[BEGIN Input rows]

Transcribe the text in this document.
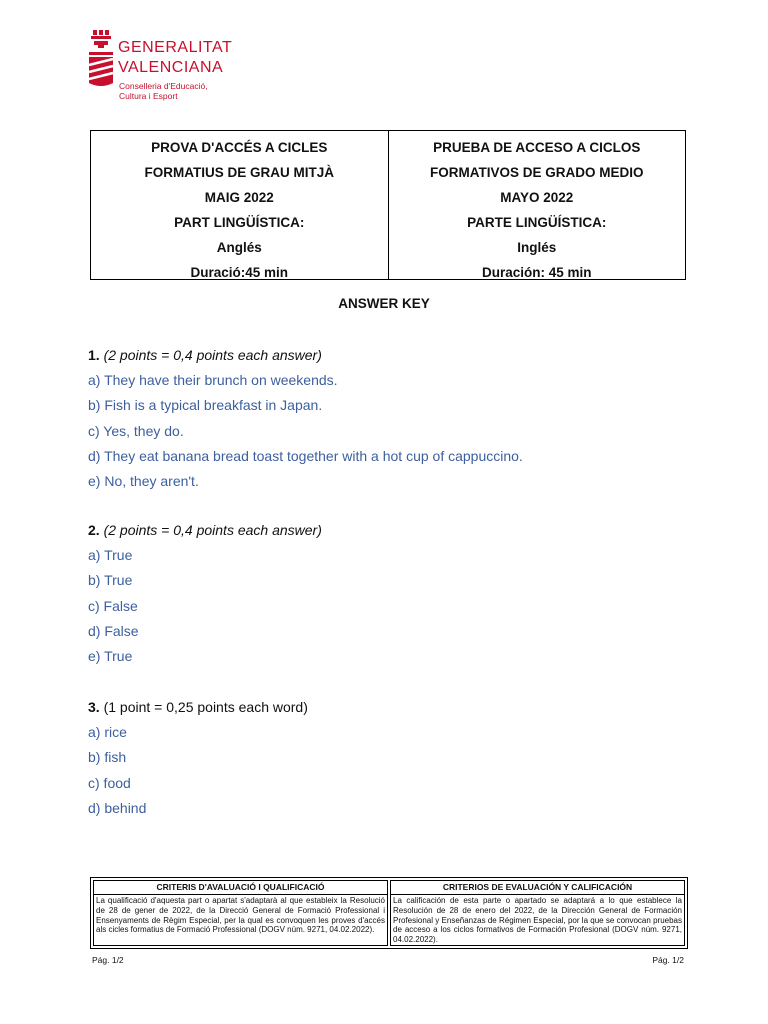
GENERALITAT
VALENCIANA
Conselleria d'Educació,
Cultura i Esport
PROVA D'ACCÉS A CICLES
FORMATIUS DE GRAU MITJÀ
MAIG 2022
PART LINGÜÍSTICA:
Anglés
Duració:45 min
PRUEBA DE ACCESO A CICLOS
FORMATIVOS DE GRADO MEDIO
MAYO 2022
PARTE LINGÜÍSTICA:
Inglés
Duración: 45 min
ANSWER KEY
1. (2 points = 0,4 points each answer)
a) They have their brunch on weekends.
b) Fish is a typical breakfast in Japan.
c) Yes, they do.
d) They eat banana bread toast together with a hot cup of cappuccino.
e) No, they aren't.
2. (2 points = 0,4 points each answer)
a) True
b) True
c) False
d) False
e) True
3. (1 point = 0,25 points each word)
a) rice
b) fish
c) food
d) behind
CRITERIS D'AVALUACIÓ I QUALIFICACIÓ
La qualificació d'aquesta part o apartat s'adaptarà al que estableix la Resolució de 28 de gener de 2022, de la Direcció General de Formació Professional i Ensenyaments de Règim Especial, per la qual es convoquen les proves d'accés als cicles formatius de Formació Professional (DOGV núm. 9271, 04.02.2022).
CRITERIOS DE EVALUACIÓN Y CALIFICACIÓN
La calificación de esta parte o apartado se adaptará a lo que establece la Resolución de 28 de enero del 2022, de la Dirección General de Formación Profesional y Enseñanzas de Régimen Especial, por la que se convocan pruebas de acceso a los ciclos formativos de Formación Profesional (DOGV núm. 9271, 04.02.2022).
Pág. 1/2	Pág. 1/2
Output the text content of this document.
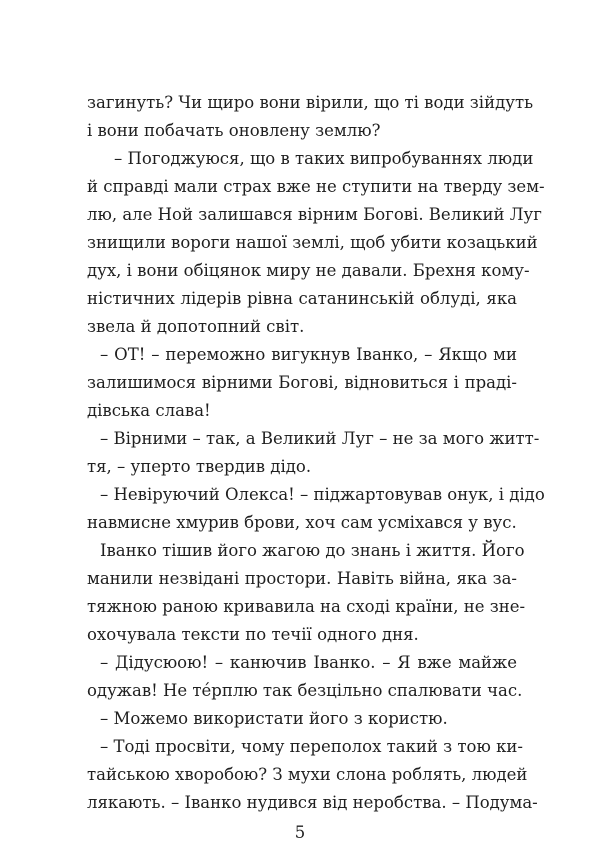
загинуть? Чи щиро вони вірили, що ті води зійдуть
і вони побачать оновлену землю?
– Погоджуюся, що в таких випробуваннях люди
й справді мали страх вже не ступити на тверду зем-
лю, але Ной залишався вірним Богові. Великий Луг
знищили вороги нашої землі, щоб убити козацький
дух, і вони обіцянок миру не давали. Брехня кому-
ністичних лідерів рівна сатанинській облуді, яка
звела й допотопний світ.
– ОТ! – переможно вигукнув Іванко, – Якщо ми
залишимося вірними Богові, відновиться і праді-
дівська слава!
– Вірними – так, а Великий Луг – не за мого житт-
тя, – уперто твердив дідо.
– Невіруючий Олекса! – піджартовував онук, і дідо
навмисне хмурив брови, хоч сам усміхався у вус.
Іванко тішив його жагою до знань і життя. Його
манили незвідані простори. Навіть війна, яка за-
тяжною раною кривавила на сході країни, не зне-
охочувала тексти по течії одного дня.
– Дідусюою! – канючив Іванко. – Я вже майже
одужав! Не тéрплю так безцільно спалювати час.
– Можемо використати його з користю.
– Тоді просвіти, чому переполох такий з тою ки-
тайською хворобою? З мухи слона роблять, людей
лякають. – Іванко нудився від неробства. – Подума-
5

[END Input rows]
[BEGIN Input rows]

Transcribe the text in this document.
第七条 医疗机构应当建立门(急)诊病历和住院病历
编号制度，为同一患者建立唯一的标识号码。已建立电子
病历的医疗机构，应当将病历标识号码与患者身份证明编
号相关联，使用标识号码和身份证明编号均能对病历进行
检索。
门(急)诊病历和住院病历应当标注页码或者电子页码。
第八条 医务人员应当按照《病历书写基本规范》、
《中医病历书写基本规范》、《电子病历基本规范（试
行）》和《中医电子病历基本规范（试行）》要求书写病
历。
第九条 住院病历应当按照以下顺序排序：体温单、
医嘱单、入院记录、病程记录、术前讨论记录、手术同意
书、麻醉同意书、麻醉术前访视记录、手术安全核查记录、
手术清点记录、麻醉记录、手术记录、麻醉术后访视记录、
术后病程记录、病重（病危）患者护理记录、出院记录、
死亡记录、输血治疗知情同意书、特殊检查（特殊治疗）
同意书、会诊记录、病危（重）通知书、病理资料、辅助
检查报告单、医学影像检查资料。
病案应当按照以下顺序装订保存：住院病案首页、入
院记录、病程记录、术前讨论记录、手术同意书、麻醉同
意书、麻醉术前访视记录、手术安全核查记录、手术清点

[END Input rows]

The problem ::
Every line that holds the string "手术安全核查记录" should be returned.

Final result ::
书、麻醉同意书、麻醉术前访视记录、手术安全核查记录、
意书、麻醉术前访视记录、手术安全核查记录、手术清点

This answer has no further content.